(Structured figure records)
+ + + +
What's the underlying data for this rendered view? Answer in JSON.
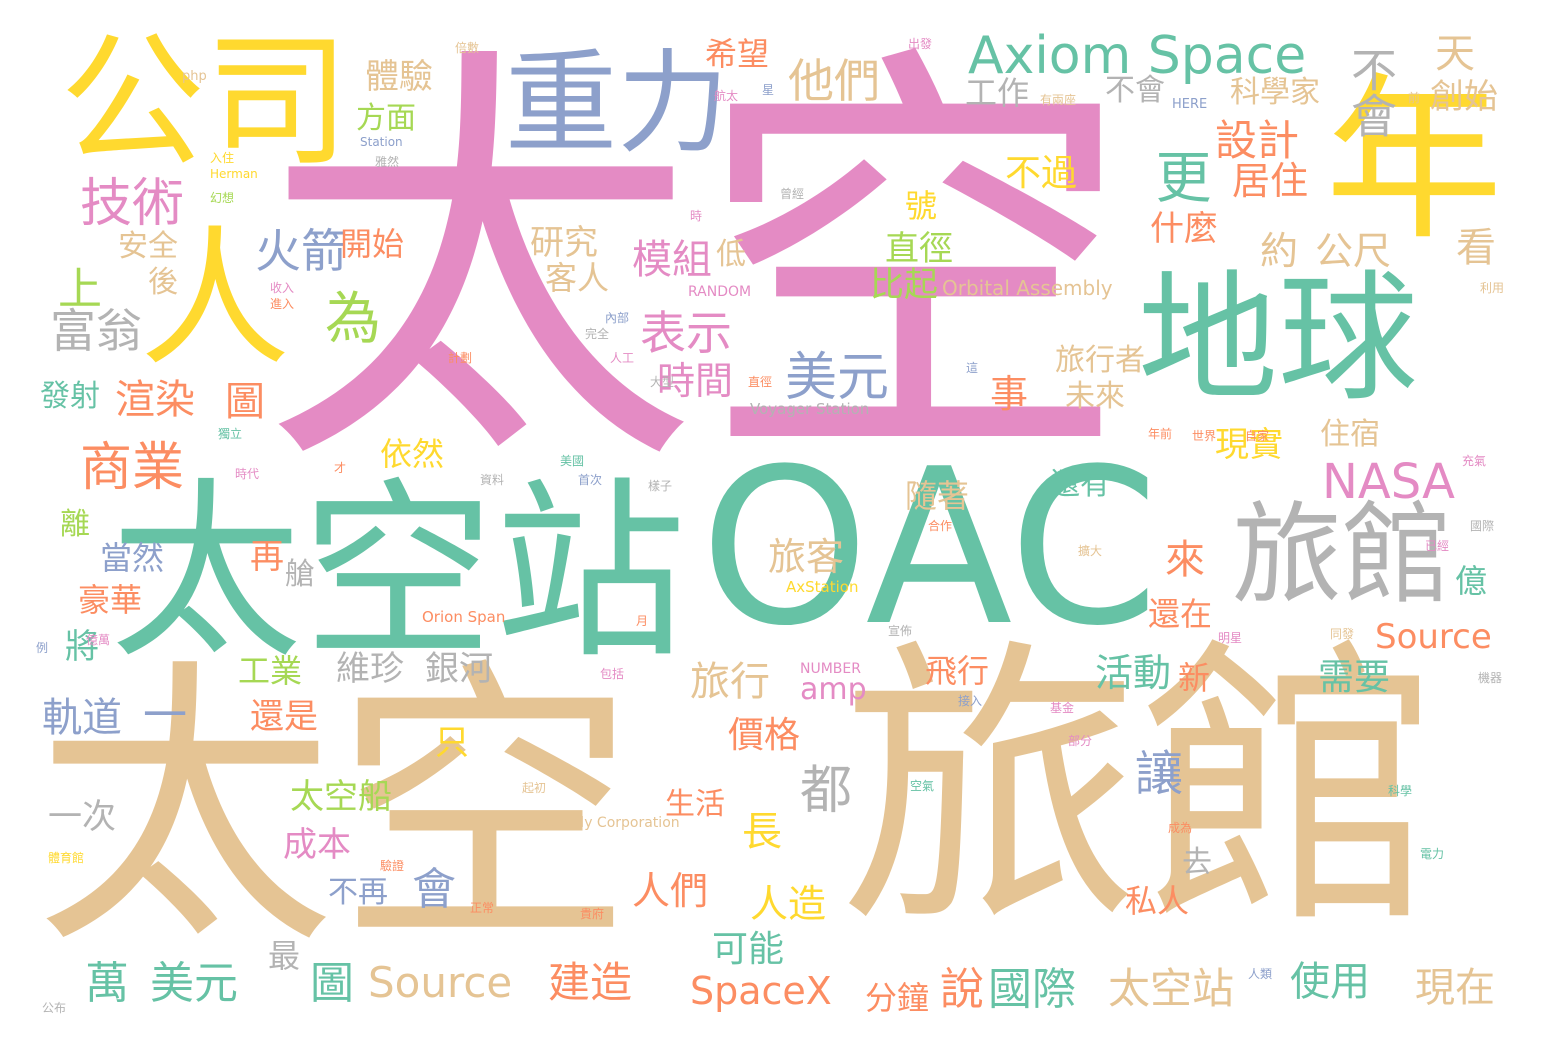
{
  "palette": {
    "pink": "#e48bc4",
    "teal": "#66c2a5",
    "tan": "#e5c494",
    "yellow": "#ffd92f",
    "orange": "#fc8d62",
    "blue": "#8da0cb",
    "green": "#a6d854",
    "gray": "#b3b3b3"
  },
  "words": [
    "太空",
    "OAC",
    "太空站",
    "旅館",
    "公司",
    "重力",
    "年",
    "地球",
    "人",
    "旅館",
    "Axiom Space",
    "他們",
    "技術",
    "火箭",
    "表示",
    "美元",
    "商業",
    "NASA",
    "設計",
    "體驗",
    "更",
    "居住",
    "富翁",
    "為",
    "希望",
    "方面",
    "工作",
    "科學家",
    "不過",
    "開始",
    "研究",
    "模組",
    "時間",
    "不會",
    "天",
    "創始",
    "看",
    "公尺",
    "約",
    "什麼",
    "直徑",
    "號",
    "低",
    "比起",
    "客人",
    "安全",
    "後",
    "上",
    "渲染",
    "圖",
    "發射",
    "Orbital Assembly",
    "旅行者",
    "未來",
    "事",
    "現實",
    "住宿",
    "依然",
    "Voyager Station",
    "隨著",
    "還有",
    "旅客",
    "離",
    "當然",
    "豪華",
    "再",
    "艙",
    "來",
    "億",
    "Source",
    "將",
    "還在",
    "工業",
    "維珍",
    "銀河",
    "旅行",
    "飛行",
    "活動",
    "新",
    "需要",
    "軌道",
    "一",
    "amp",
    "還是",
    "只",
    "價格",
    "都",
    "讓",
    "長",
    "太空船",
    "一次",
    "生活",
    "成本",
    "去",
    "私人",
    "人們",
    "會",
    "人造",
    "不再",
    "可能",
    "萬",
    "美元",
    "圖",
    "Source",
    "建造",
    "SpaceX",
    "分鐘",
    "說",
    "國際",
    "太空站",
    "使用",
    "現在",
    "最",
    "AxStation",
    "Orion Span",
    "NUMBER",
    "RANDOM",
    "HERE",
    "Assembly Corporation",
    "php",
    "入住",
    "Herman",
    "Station",
    "幻想",
    "出發",
    "航太",
    "星",
    "前",
    "倍數",
    "有兩座",
    "世界",
    "自家",
    "充氣",
    "國際",
    "億萬",
    "年前",
    "利用",
    "成為",
    "資料",
    "合作",
    "正常",
    "包括",
    "計劃",
    "人工",
    "內部",
    "完全",
    "部分",
    "同發",
    "明星",
    "基金",
    "電力",
    "科學",
    "公布",
    "體育館",
    "起初",
    "接入",
    "空氣",
    "貴府",
    "驗證",
    "首次",
    "樣子",
    "大型",
    "直徑",
    "擴大",
    "宣佈",
    "美國",
    "時",
    "雅然",
    "才",
    "獨立",
    "收入",
    "例",
    "時代",
    "進入",
    "機器",
    "已經",
    "月",
    "這",
    "曾經",
    "人類"
  ]
}
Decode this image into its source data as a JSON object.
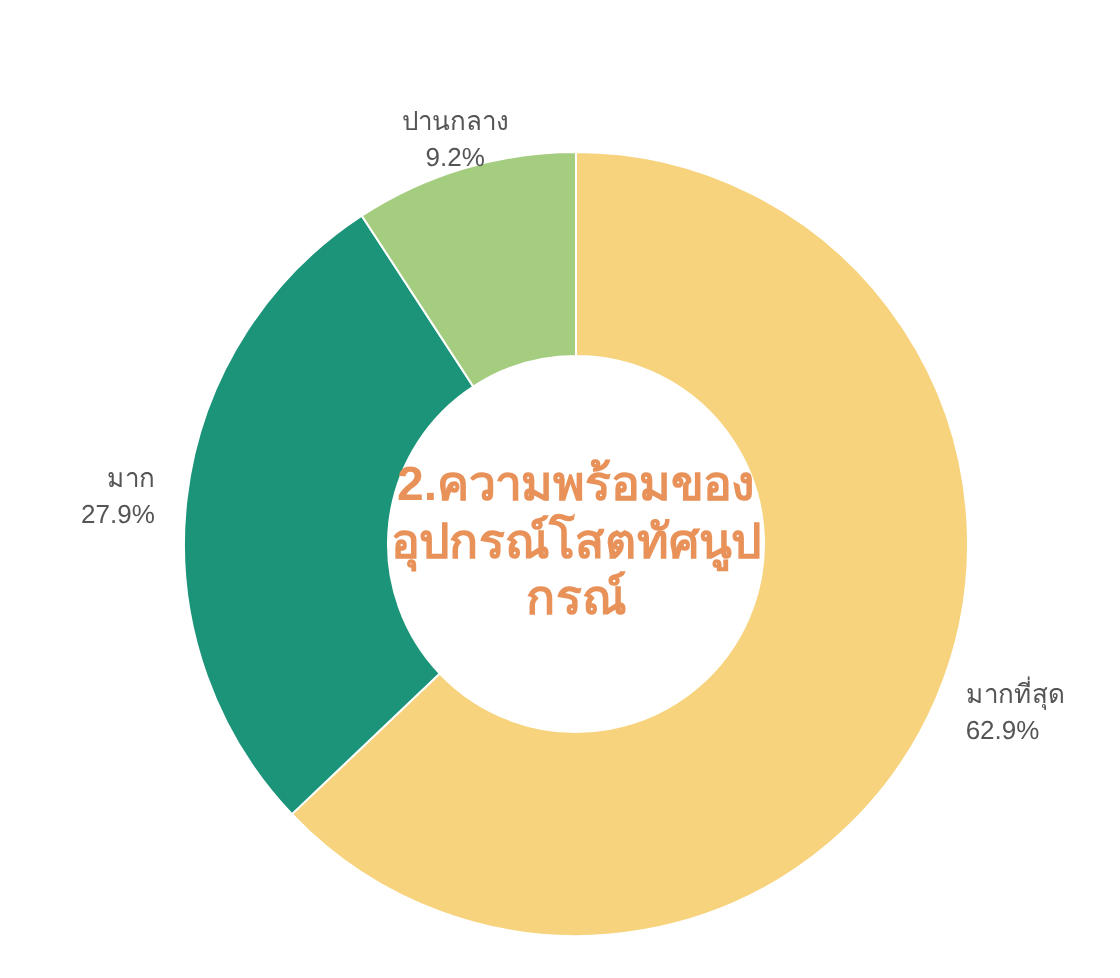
{
  "chart_data": {
    "type": "donut",
    "title": "2.ความพร้อมของอุปกรณ์โสตทัศนูปกรณ์",
    "categories": [
      "มากที่สุด",
      "มาก",
      "ปานกลาง"
    ],
    "values": [
      62.9,
      27.9,
      9.2
    ],
    "value_labels": [
      "62.9%",
      "27.9%",
      "9.2%"
    ],
    "colors": [
      "#f6d37c",
      "#1b9479",
      "#a5cd80"
    ],
    "legend": false
  }
}
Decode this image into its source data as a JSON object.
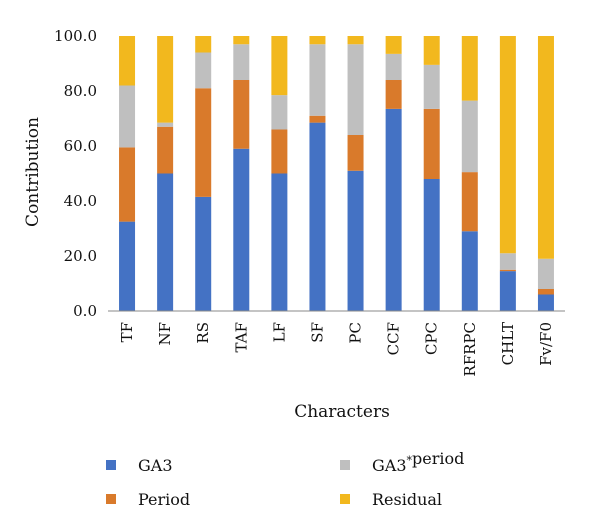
{
  "chart_data": {
    "type": "bar",
    "stacked": true,
    "title": "",
    "xlabel": "Characters",
    "ylabel": "Contribution",
    "ylim": [
      0,
      100
    ],
    "yticks": [
      "0.0",
      "20.0",
      "40.0",
      "60.0",
      "80.0",
      "100.0"
    ],
    "grid": false,
    "legend_position": "bottom",
    "categories": [
      "TF",
      "NF",
      "RS",
      "TAF",
      "LF",
      "SF",
      "PC",
      "CCF",
      "CPC",
      "RFRPC",
      "CHLT",
      "Fv/F0"
    ],
    "series": [
      {
        "name": "GA3",
        "color": "#4472C4",
        "values": [
          32.5,
          50,
          41.5,
          59,
          50,
          68.5,
          51,
          73.5,
          48,
          29,
          14.5,
          6
        ]
      },
      {
        "name": "Period",
        "color": "#D97A2B",
        "values": [
          27,
          17,
          39.5,
          25,
          16,
          2.5,
          13,
          10.5,
          25.5,
          21.5,
          0.5,
          2
        ]
      },
      {
        "name": "GA3*period",
        "name_parts": [
          "GA3",
          "*",
          "period"
        ],
        "color": "#BFBFBF",
        "values": [
          22.5,
          1.5,
          13,
          13,
          12.5,
          26,
          33,
          9.5,
          16,
          26,
          6,
          11
        ]
      },
      {
        "name": "Residual",
        "color": "#F2B81E",
        "values": [
          18,
          31.5,
          6,
          3,
          21.5,
          3,
          3,
          6.5,
          10.5,
          23.5,
          79,
          81
        ]
      }
    ]
  }
}
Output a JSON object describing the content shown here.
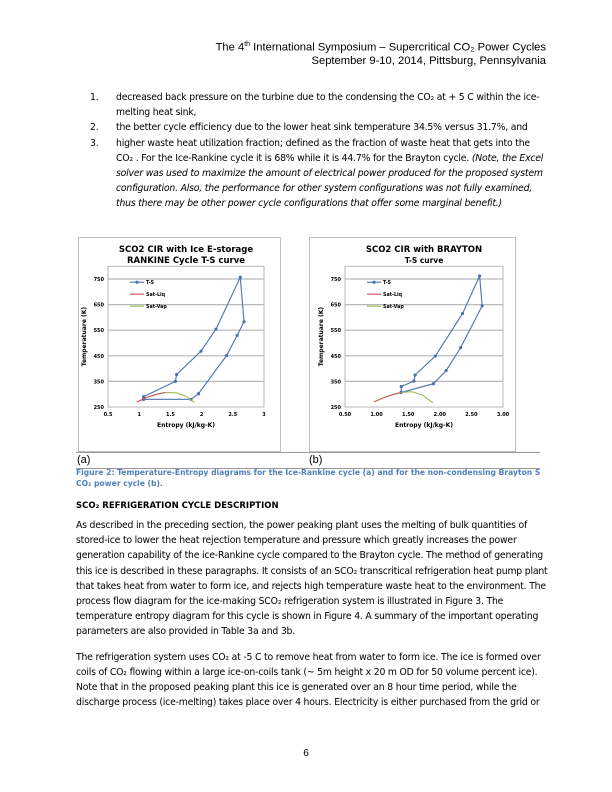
{
  "header": {
    "line1_pre": "The 4",
    "line1_sup": "th",
    "line1_post": " International Symposium – Supercritical CO₂ Power Cycles",
    "line2": "September 9-10, 2014, Pittsburg, Pennsylvania"
  },
  "list": [
    {
      "num": "1.",
      "text": "decreased back pressure on the turbine due to the condensing the CO₂ at + 5 C within the ice-melting heat sink,"
    },
    {
      "num": "2.",
      "text": "the better cycle efficiency due to the lower heat sink temperature 34.5% versus 31.7%, and"
    },
    {
      "num": "3.",
      "text": "higher waste heat utilization fraction; defined as the fraction of waste heat that gets into the CO₂ .  For the Ice-Rankine cycle it is 68% while it is 44.7% for the Brayton cycle.  ",
      "italic": "(Note, the Excel solver was used to maximize the amount of electrical power produced for the proposed system configuration.   Also, the performance for other system configurations was not fully examined, thus there may be other power cycle configurations that offer some marginal benefit.)"
    }
  ],
  "panel_labels": [
    "(a)",
    "(b)"
  ],
  "caption": "Figure 2:  Temperature-Entropy diagrams for the Ice-Rankine cycle (a) and for the non-condensing Brayton S CO₂  power cycle (b).",
  "section_heading": "SCO₂ REFRIGERATION CYCLE DESCRIPTION",
  "paragraph1": "As described in the preceding section, the power peaking plant uses the melting of bulk quantities of stored-ice to lower the heat rejection temperature and pressure which greatly increases the power generation capability of the ice-Rankine cycle compared to the Brayton cycle.  The method of generating this ice is described in these paragraphs.  It consists of an SCO₂ transcritical refrigeration heat pump plant that takes heat from water to form ice, and rejects high temperature waste heat to the environment.   The process flow diagram for the ice-making SCO₂ refrigeration system is illustrated in Figure 3.  The temperature entropy diagram for this cycle is shown in Figure 4.  A summary of the important operating parameters are also provided in Table 3a and 3b.",
  "paragraph2": "The refrigeration system uses CO₂ at -5 C to remove heat from water to form ice.  The ice is formed over coils of CO₂ flowing within a large ice-on-coils tank (~ 5m height x 20 m OD for 50 volume percent ice).  Note that in the proposed peaking plant this ice is generated over an 8 hour time period, while the discharge process (ice-melting) takes place over 4 hours.  Electricity is either purchased from the grid or",
  "page_number": "6",
  "chart_data": [
    {
      "type": "line",
      "title": [
        "SCO2 CIR with Ice E-storage",
        "RANKINE Cycle  T-S curve"
      ],
      "xlabel": "Entropy (kJ/kg-K)",
      "ylabel": "Temperatuare (K)",
      "xlim": [
        0.5,
        3
      ],
      "ylim": [
        250,
        800
      ],
      "xticks": [
        "0.5",
        "1",
        "1.5",
        "2",
        "2.5",
        "3"
      ],
      "xtick_values": [
        0.5,
        1,
        1.5,
        2,
        2.5,
        3
      ],
      "yticks": [
        "250",
        "350",
        "450",
        "550",
        "650",
        "750"
      ],
      "ytick_values": [
        250,
        350,
        450,
        550,
        650,
        750
      ],
      "grid": "horizontal",
      "legend": "top-left",
      "series": [
        {
          "name": "T-S",
          "color": "#4a72b0",
          "markers": true,
          "x": [
            1.07,
            1.07,
            1.58,
            1.6,
            1.99,
            2.23,
            2.62,
            2.68,
            2.57,
            2.4,
            1.95,
            1.83,
            1.07
          ],
          "y": [
            280,
            290,
            350,
            377,
            468,
            554,
            757,
            583,
            530,
            451,
            302,
            280,
            280
          ]
        },
        {
          "name": "Sat-Liq",
          "color": "#c0504d",
          "markers": false,
          "x": [
            0.96,
            1.1,
            1.25,
            1.42
          ],
          "y": [
            269,
            285,
            298,
            307
          ]
        },
        {
          "name": "Sat-Vap",
          "color": "#9bbb59",
          "markers": false,
          "x": [
            1.42,
            1.6,
            1.75,
            1.88
          ],
          "y": [
            307,
            305,
            292,
            268
          ]
        }
      ]
    },
    {
      "type": "line",
      "title": [
        "SCO2 CIR with BRAYTON",
        "T-S curve"
      ],
      "xlabel": "Entropy (kJ/kg-K)",
      "ylabel": "Temperatuare (K)",
      "xlim": [
        0.5,
        3
      ],
      "ylim": [
        250,
        800
      ],
      "xticks": [
        "0.50",
        "1.00",
        "1.50",
        "2.00",
        "2.50",
        "3.00"
      ],
      "xtick_values": [
        0.5,
        1,
        1.5,
        2,
        2.5,
        3
      ],
      "yticks": [
        "250",
        "350",
        "450",
        "550",
        "650",
        "750"
      ],
      "ytick_values": [
        250,
        350,
        450,
        550,
        650,
        750
      ],
      "grid": "horizontal",
      "legend": "top-left",
      "series": [
        {
          "name": "T-S",
          "color": "#4a72b0",
          "markers": true,
          "x": [
            1.39,
            1.39,
            1.59,
            1.61,
            1.93,
            2.36,
            2.63,
            2.67,
            2.33,
            2.1,
            1.9,
            1.39
          ],
          "y": [
            307,
            330,
            351,
            375,
            449,
            615,
            762,
            645,
            482,
            392,
            341,
            307
          ]
        },
        {
          "name": "Sat-Liq",
          "color": "#c0504d",
          "markers": false,
          "x": [
            0.96,
            1.1,
            1.25,
            1.39
          ],
          "y": [
            270,
            285,
            298,
            307
          ]
        },
        {
          "name": "Sat-Vap",
          "color": "#9bbb59",
          "markers": false,
          "x": [
            1.39,
            1.55,
            1.72,
            1.89
          ],
          "y": [
            307,
            310,
            298,
            267
          ]
        }
      ]
    }
  ]
}
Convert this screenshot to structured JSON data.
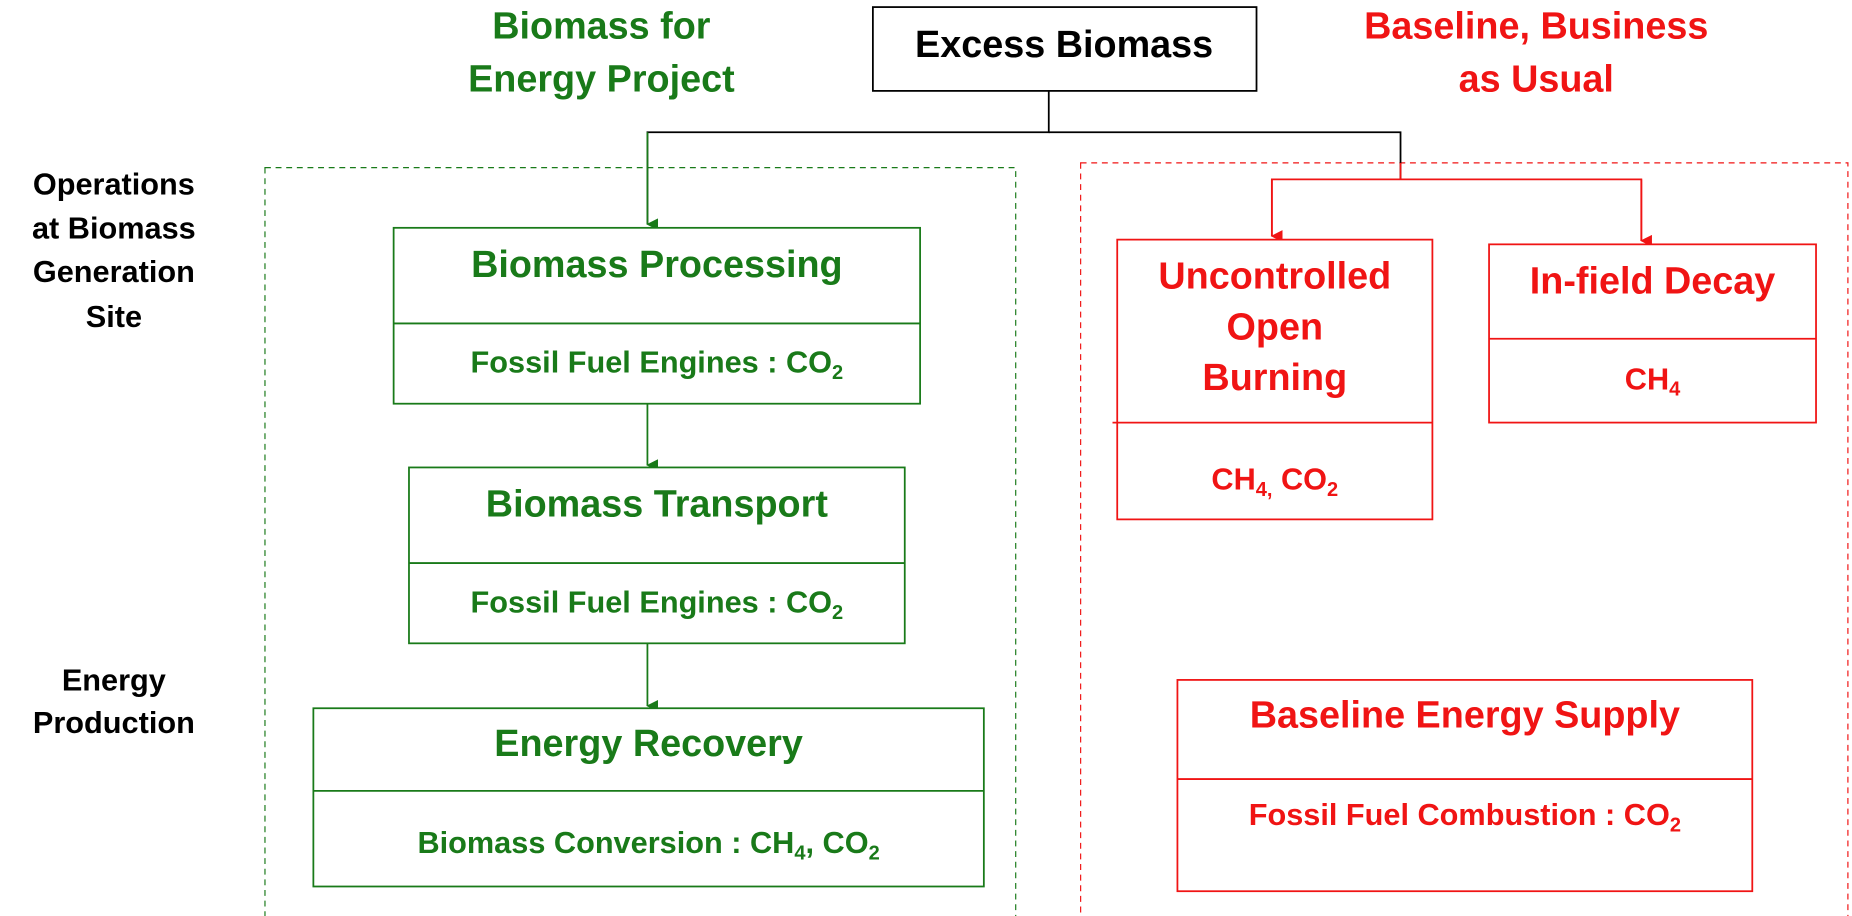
{
  "header": {
    "title": "Excess Biomass"
  },
  "project": {
    "heading": [
      "Biomass for",
      "Energy Project"
    ],
    "steps": [
      {
        "title": [
          "Biomass Processing"
        ],
        "detail": [
          "Fossil Fuel Engines : CO",
          "2"
        ]
      },
      {
        "title": [
          "Biomass Transport"
        ],
        "detail": [
          "Fossil Fuel Engines : CO",
          "2"
        ]
      },
      {
        "title": [
          "Energy Recovery"
        ],
        "detail": [
          "Biomass Conversion : CH",
          "4",
          ", CO",
          "2"
        ]
      }
    ]
  },
  "baseline": {
    "heading": [
      "Baseline, Business",
      "as Usual"
    ],
    "steps": [
      {
        "title": [
          "Uncontrolled",
          "Open",
          "Burning"
        ],
        "detail": [
          "CH",
          "4,",
          " CO",
          "2"
        ]
      },
      {
        "title": [
          "In-field Decay"
        ],
        "detail": [
          "CH",
          "4"
        ]
      },
      {
        "title": [
          "Baseline Energy Supply"
        ],
        "detail": [
          "Fossil Fuel Combustion : CO",
          "2"
        ]
      }
    ]
  },
  "side_labels": [
    [
      "Operations",
      "at Biomass",
      "Generation",
      "Site"
    ],
    [
      "Energy",
      "Production"
    ]
  ]
}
+ + + +
**Stated goal**. Where a line of the data holds "type", show that line.

**Result below**.
    "type": "donut",
    "type": "bar",
      "type": "line",
      "type": "line",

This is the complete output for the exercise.